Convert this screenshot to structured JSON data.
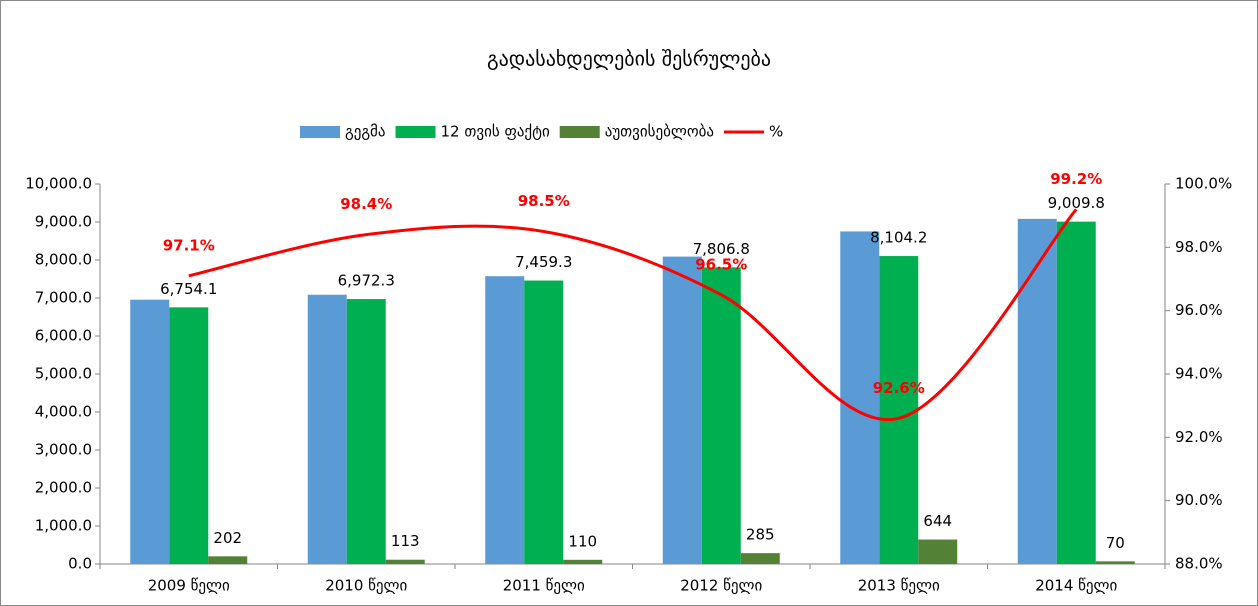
{
  "chart_data": {
    "type": "bar_line",
    "title": "გადასახდელების შესრულება",
    "categories": [
      "2009 წელი",
      "2010 წელი",
      "2011 წელი",
      "2012 წელი",
      "2013 წელი",
      "2014 წელი"
    ],
    "series": [
      {
        "name": "გეგმა",
        "color": "#5b9bd5",
        "values": [
          6956,
          7086,
          7573,
          8090,
          8752,
          9083
        ]
      },
      {
        "name": "12 თვის ფაქტი",
        "color": "#00b050",
        "values": [
          6754.1,
          6972.3,
          7459.3,
          7806.8,
          8104.2,
          9009.8
        ],
        "value_labels": [
          "6,754.1",
          "6,972.3",
          "7,459.3",
          "7,806.8",
          "8,104.2",
          "9,009.8"
        ]
      },
      {
        "name": "აუთვისებლობა",
        "color": "#538135",
        "values": [
          202,
          113,
          110,
          285,
          644,
          70
        ]
      },
      {
        "name": "%",
        "color": "#ff0000",
        "type": "line",
        "axis": "y2",
        "values": [
          97.1,
          98.4,
          98.5,
          96.5,
          92.6,
          99.2
        ],
        "value_labels": [
          "97.1%",
          "98.4%",
          "98.5%",
          "96.5%",
          "92.6%",
          "99.2%"
        ]
      }
    ],
    "ylim": [
      0,
      10000
    ],
    "yticks": [
      {
        "value": 0,
        "label": "0.0"
      },
      {
        "value": 1000,
        "label": "1,000.0"
      },
      {
        "value": 2000,
        "label": "2,000.0"
      },
      {
        "value": 3000,
        "label": "3,000.0"
      },
      {
        "value": 4000,
        "label": "4,000.0"
      },
      {
        "value": 5000,
        "label": "5,000.0"
      },
      {
        "value": 6000,
        "label": "6,000.0"
      },
      {
        "value": 7000,
        "label": "7,000.0"
      },
      {
        "value": 8000,
        "label": "8,000.0"
      },
      {
        "value": 9000,
        "label": "9,000.0"
      },
      {
        "value": 10000,
        "label": "10,000.0"
      }
    ],
    "y2lim": [
      88,
      100
    ],
    "y2ticks": [
      {
        "value": 88,
        "label": "88.0%"
      },
      {
        "value": 90,
        "label": "90.0%"
      },
      {
        "value": 92,
        "label": "92.0%"
      },
      {
        "value": 94,
        "label": "94.0%"
      },
      {
        "value": 96,
        "label": "96.0%"
      },
      {
        "value": 98,
        "label": "98.0%"
      },
      {
        "value": 100,
        "label": "100.0%"
      }
    ]
  }
}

WHAT THIS TASK INVOLVES: Transcribe the records above exactly as they appear, leaving out any pictures.

ANSWER TO THE PROBLEM:
Convert this screenshot to structured JSON data.
{
  "chart_data": {
    "type": "bar_line",
    "title": "გადასახდელების შესრულება",
    "categories": [
      "2009 წელი",
      "2010 წელი",
      "2011 წელი",
      "2012 წელი",
      "2013 წელი",
      "2014 წელი"
    ],
    "series": [
      {
        "name": "გეგმა",
        "color": "#5b9bd5",
        "values": [
          6956,
          7086,
          7573,
          8090,
          8752,
          9083
        ]
      },
      {
        "name": "12 თვის ფაქტი",
        "color": "#00b050",
        "values": [
          6754.1,
          6972.3,
          7459.3,
          7806.8,
          8104.2,
          9009.8
        ],
        "value_labels": [
          "6,754.1",
          "6,972.3",
          "7,459.3",
          "7,806.8",
          "8,104.2",
          "9,009.8"
        ]
      },
      {
        "name": "აუთვისებლობა",
        "color": "#538135",
        "values": [
          202,
          113,
          110,
          285,
          644,
          70
        ]
      },
      {
        "name": "%",
        "color": "#ff0000",
        "type": "line",
        "axis": "y2",
        "values": [
          97.1,
          98.4,
          98.5,
          96.5,
          92.6,
          99.2
        ],
        "value_labels": [
          "97.1%",
          "98.4%",
          "98.5%",
          "96.5%",
          "92.6%",
          "99.2%"
        ]
      }
    ],
    "ylim": [
      0,
      10000
    ],
    "yticks": [
      {
        "value": 0,
        "label": "0.0"
      },
      {
        "value": 1000,
        "label": "1,000.0"
      },
      {
        "value": 2000,
        "label": "2,000.0"
      },
      {
        "value": 3000,
        "label": "3,000.0"
      },
      {
        "value": 4000,
        "label": "4,000.0"
      },
      {
        "value": 5000,
        "label": "5,000.0"
      },
      {
        "value": 6000,
        "label": "6,000.0"
      },
      {
        "value": 7000,
        "label": "7,000.0"
      },
      {
        "value": 8000,
        "label": "8,000.0"
      },
      {
        "value": 9000,
        "label": "9,000.0"
      },
      {
        "value": 10000,
        "label": "10,000.0"
      }
    ],
    "y2lim": [
      88,
      100
    ],
    "y2ticks": [
      {
        "value": 88,
        "label": "88.0%"
      },
      {
        "value": 90,
        "label": "90.0%"
      },
      {
        "value": 92,
        "label": "92.0%"
      },
      {
        "value": 94,
        "label": "94.0%"
      },
      {
        "value": 96,
        "label": "96.0%"
      },
      {
        "value": 98,
        "label": "98.0%"
      },
      {
        "value": 100,
        "label": "100.0%"
      }
    ]
  }
}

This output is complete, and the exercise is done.